▶ **Instruction**: Determine which lines contain the word "krajine", then copy those lines.

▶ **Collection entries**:
|---|

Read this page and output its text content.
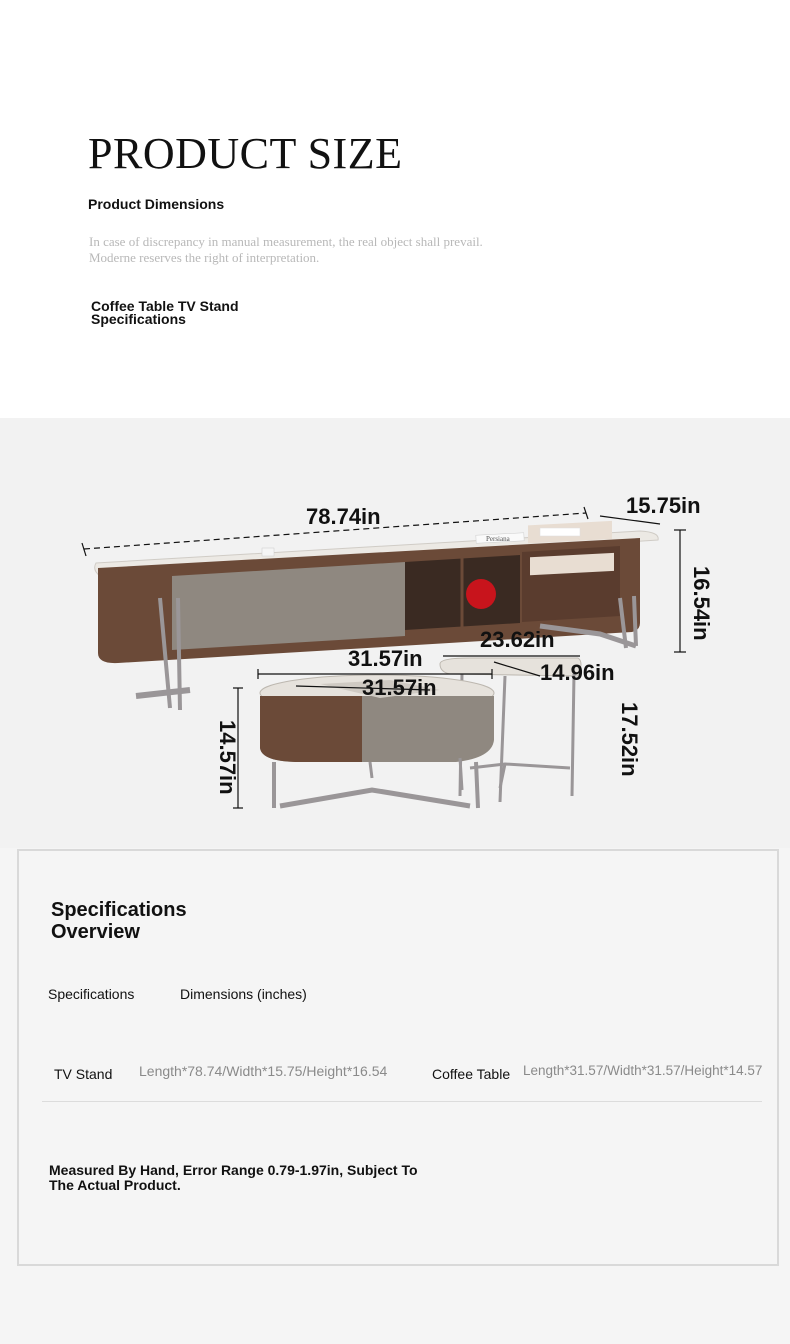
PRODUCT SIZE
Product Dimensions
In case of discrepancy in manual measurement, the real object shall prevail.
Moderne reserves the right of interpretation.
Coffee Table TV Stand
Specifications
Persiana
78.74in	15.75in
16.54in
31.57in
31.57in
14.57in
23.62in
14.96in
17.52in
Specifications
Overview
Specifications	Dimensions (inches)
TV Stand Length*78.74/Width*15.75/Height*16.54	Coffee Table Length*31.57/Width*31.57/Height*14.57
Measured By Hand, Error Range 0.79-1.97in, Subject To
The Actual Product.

|---|

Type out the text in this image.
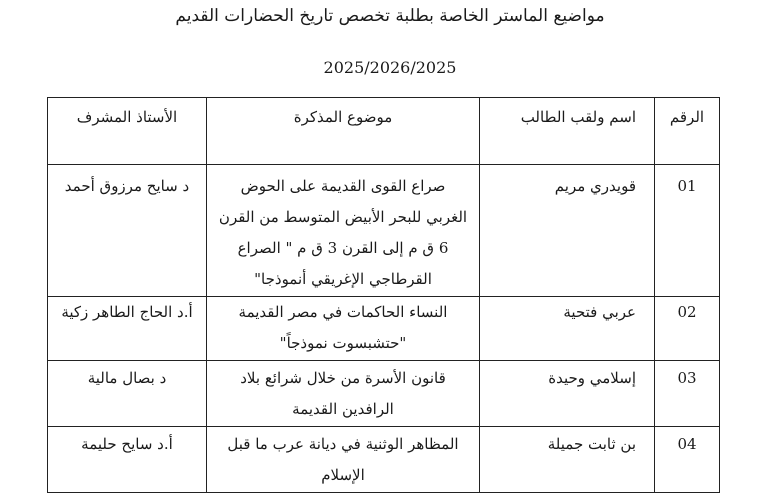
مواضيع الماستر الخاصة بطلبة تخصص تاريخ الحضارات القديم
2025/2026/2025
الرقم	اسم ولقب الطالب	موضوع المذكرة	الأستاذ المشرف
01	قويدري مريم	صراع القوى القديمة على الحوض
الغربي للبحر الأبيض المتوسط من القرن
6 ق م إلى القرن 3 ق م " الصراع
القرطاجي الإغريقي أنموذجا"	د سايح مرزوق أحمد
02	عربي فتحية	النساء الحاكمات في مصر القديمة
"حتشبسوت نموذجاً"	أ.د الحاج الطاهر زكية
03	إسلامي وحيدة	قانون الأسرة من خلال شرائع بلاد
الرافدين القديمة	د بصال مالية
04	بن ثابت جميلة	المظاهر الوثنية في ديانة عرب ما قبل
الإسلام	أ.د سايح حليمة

|---|

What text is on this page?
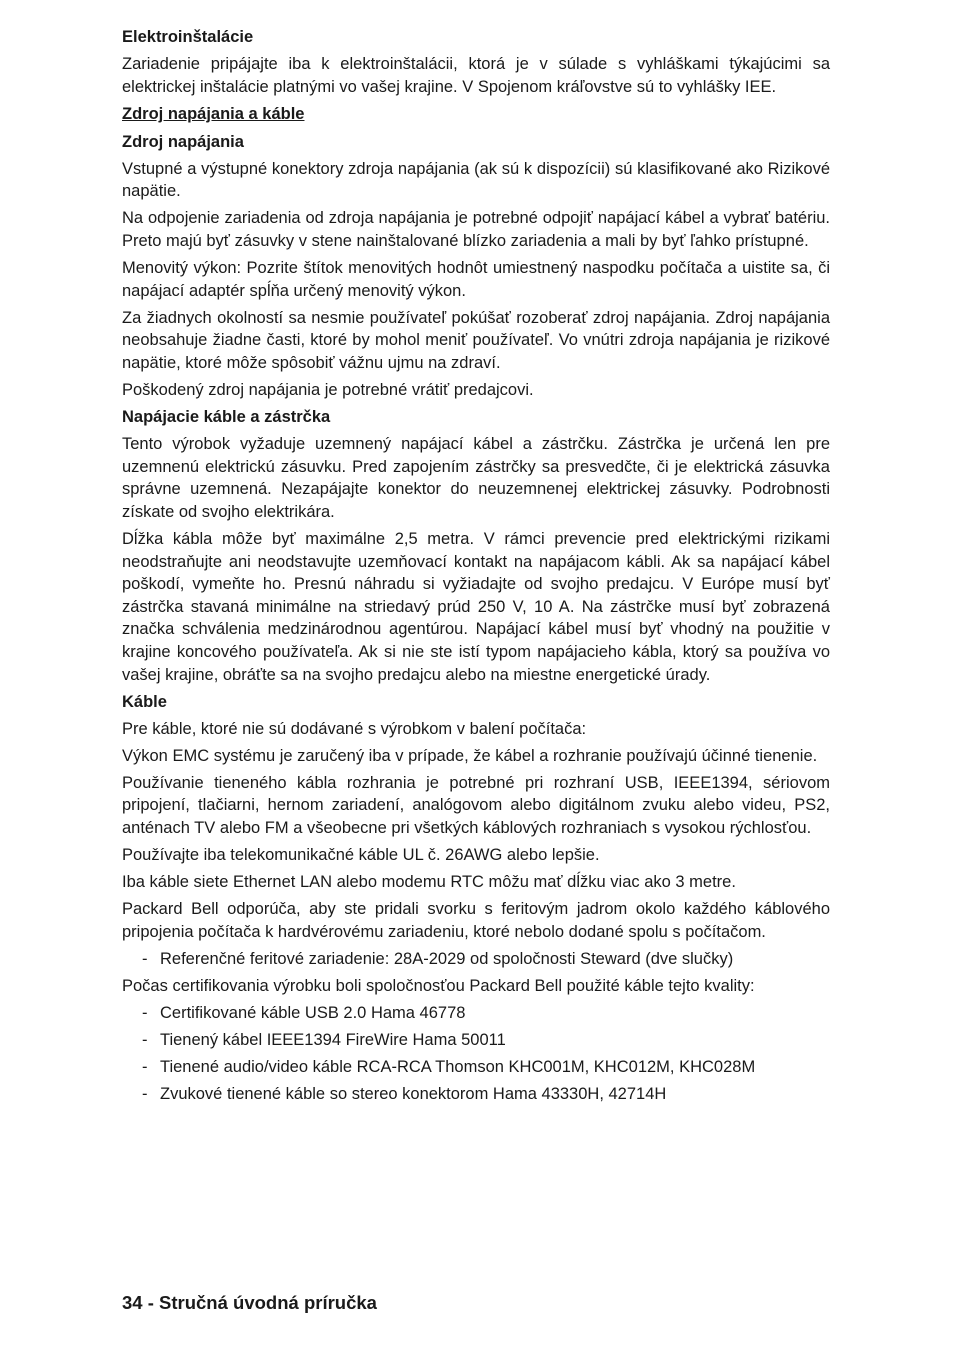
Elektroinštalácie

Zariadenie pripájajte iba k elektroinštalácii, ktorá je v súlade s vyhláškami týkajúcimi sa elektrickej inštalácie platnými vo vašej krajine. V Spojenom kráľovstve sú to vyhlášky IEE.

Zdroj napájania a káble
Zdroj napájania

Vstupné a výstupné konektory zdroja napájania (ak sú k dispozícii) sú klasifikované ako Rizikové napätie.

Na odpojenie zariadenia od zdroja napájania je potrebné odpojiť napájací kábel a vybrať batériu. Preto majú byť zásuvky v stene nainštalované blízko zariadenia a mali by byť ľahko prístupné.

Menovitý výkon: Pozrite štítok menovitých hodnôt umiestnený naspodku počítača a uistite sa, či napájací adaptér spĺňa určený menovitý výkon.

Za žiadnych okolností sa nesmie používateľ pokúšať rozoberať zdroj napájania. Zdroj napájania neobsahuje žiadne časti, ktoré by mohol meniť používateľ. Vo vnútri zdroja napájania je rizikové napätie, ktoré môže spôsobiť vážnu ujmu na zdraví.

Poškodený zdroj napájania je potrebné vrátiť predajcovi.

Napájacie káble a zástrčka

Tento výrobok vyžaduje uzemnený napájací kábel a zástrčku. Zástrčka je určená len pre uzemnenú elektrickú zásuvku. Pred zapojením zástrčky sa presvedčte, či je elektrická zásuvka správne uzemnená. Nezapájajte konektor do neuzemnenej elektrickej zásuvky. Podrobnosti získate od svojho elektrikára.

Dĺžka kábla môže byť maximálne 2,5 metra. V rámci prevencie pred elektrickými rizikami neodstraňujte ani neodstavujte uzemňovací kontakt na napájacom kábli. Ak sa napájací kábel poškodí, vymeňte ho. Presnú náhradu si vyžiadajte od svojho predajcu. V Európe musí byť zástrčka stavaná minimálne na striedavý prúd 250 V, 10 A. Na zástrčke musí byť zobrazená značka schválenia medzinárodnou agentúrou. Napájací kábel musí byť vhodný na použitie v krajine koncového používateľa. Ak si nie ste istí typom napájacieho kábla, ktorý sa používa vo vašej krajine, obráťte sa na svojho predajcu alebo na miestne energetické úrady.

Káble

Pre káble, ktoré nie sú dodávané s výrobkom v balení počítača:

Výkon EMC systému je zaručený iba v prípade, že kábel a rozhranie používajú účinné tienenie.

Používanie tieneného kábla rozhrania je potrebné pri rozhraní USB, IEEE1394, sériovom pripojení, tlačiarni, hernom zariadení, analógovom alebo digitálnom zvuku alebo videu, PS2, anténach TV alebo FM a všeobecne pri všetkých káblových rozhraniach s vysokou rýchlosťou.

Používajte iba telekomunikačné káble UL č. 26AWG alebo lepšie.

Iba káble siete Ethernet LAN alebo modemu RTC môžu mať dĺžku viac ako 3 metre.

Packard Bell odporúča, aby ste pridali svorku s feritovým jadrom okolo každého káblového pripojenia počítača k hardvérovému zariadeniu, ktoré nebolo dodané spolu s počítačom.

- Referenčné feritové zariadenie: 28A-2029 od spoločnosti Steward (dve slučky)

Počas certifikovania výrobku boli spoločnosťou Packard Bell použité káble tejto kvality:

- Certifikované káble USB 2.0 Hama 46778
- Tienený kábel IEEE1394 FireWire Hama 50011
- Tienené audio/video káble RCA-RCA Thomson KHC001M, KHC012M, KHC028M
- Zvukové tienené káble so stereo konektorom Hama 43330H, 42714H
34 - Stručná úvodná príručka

|---|

▶ **Solved exercise**:
Zariadenie pripájajte iba k elektroinštalácii, ktorá je v súlade s vyhláškami týkajúcimi sa elektrickej inštalácie platnými vo vašej krajine. V Spojenom kráľovstve sú to vyhlášky IEE.
Dĺžka kábla môže byť maximálne 2,5 metra. V rámci prevencie pred elektrickými rizikami neodstraňujte ani neodstavujte uzemňovací kontakt na napájacom kábli. Ak sa napájací kábel poškodí, vymeňte ho. Presnú náhradu si vyžiadajte od svojho predajcu. V Európe musí byť zástrčka stavaná minimálne na striedavý prúd 250 V, 10 A. Na zástrčke musí byť zobrazená značka schválenia medzinárodnou agentúrou. Napájací kábel musí byť vhodný na použitie v krajine koncového používateľa. Ak si nie ste istí typom napájacieho kábla, ktorý sa používa vo vašej krajine, obráťte sa na svojho predajcu alebo na miestne energetické úrady.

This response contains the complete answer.